STATED EXERCISE ▸ Drop the images; return everything else in the listing below exactly.

Dataset records ▸

::::::

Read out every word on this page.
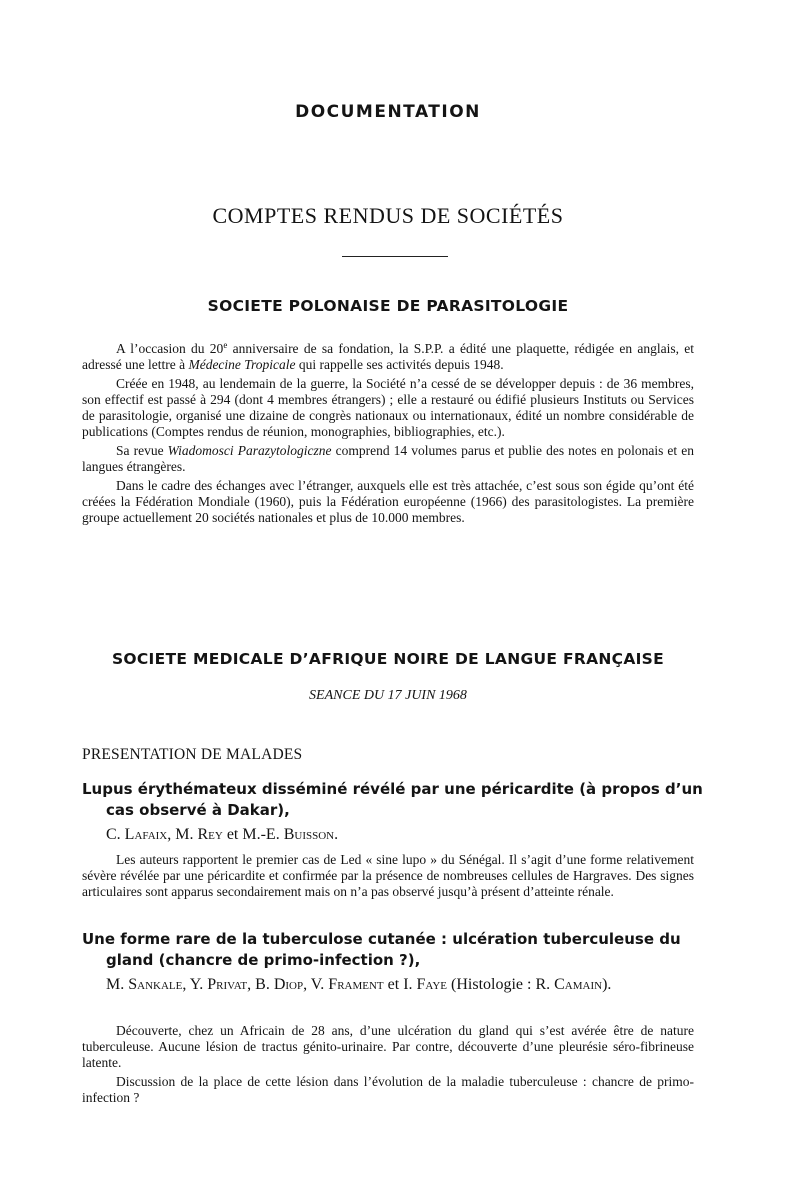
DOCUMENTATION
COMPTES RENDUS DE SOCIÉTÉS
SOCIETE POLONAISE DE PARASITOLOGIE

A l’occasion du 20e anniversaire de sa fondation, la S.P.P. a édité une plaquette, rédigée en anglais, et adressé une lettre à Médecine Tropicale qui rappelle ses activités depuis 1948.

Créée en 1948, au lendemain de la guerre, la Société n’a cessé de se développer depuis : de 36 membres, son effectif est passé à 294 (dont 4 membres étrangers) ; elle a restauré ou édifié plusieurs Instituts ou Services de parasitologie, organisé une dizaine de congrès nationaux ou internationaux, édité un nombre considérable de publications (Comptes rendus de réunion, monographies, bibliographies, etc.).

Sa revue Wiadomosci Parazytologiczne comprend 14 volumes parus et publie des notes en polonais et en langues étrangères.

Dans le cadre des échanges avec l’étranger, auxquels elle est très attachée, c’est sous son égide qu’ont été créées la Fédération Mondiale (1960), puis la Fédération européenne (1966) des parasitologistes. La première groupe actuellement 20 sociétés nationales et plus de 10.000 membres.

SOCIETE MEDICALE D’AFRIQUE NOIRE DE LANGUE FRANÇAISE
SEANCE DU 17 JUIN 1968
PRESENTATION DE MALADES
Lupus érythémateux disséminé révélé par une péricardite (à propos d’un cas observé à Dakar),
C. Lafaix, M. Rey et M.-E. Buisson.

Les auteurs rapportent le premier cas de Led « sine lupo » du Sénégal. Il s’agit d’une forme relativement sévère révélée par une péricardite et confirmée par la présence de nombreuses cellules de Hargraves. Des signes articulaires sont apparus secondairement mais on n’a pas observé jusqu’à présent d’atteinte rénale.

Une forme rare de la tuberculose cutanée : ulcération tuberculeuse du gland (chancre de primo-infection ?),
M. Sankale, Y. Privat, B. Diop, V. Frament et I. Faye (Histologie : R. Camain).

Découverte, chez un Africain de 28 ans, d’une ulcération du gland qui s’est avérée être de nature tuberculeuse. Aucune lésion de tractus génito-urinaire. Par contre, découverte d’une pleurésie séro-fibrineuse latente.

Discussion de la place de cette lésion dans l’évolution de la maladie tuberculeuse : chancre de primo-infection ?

::::::

SOLUTION TO THIS EXERCISE ▸
Read out every word on this page.
DOCUMENTATION
COMPTES RENDUS DE SOCIÉTÉS
SOCIETE POLONAISE DE PARASITOLOGIE

A l’occasion du 20e anniversaire de sa fondation, la S.P.P. a édité une plaquette, rédigée en anglais, et adressé une lettre à Médecine Tropicale qui rappelle ses activités depuis 1948.

Créée en 1948, au lendemain de la guerre, la Société n’a cessé de se développer depuis : de 36 membres, son effectif est passé à 294 (dont 4 membres étrangers) ; elle a restauré ou édifié plusieurs Instituts ou Services de parasitologie, organisé une dizaine de congrès nationaux ou internationaux, édité un nombre considérable de publications (Comptes rendus de réunion, monographies, bibliographies, etc.).

Sa revue Wiadomosci Parazytologiczne comprend 14 volumes parus et publie des notes en polonais et en langues étrangères.

Dans le cadre des échanges avec l’étranger, auxquels elle est très attachée, c’est sous son égide qu’ont été créées la Fédération Mondiale (1960), puis la Fédération européenne (1966) des parasitologistes. La première groupe actuellement 20 sociétés nationales et plus de 10.000 membres.

SOCIETE MEDICALE D’AFRIQUE NOIRE DE LANGUE FRANÇAISE
SEANCE DU 17 JUIN 1968
PRESENTATION DE MALADES
Lupus érythémateux disséminé révélé par une péricardite (à propos d’un cas observé à Dakar),
C. Lafaix, M. Rey et M.-E. Buisson.

Les auteurs rapportent le premier cas de Led « sine lupo » du Sénégal. Il s’agit d’une forme relativement sévère révélée par une péricardite et confirmée par la présence de nombreuses cellules de Hargraves. Des signes articulaires sont apparus secondairement mais on n’a pas observé jusqu’à présent d’atteinte rénale.

Une forme rare de la tuberculose cutanée : ulcération tuberculeuse du gland (chancre de primo-infection ?),
M. Sankale, Y. Privat, B. Diop, V. Frament et I. Faye (Histologie : R. Camain).

Découverte, chez un Africain de 28 ans, d’une ulcération du gland qui s’est avérée être de nature tuberculeuse. Aucune lésion de tractus génito-urinaire. Par contre, découverte d’une pleurésie séro-fibrineuse latente.

Discussion de la place de cette lésion dans l’évolution de la maladie tuberculeuse : chancre de primo-infection ?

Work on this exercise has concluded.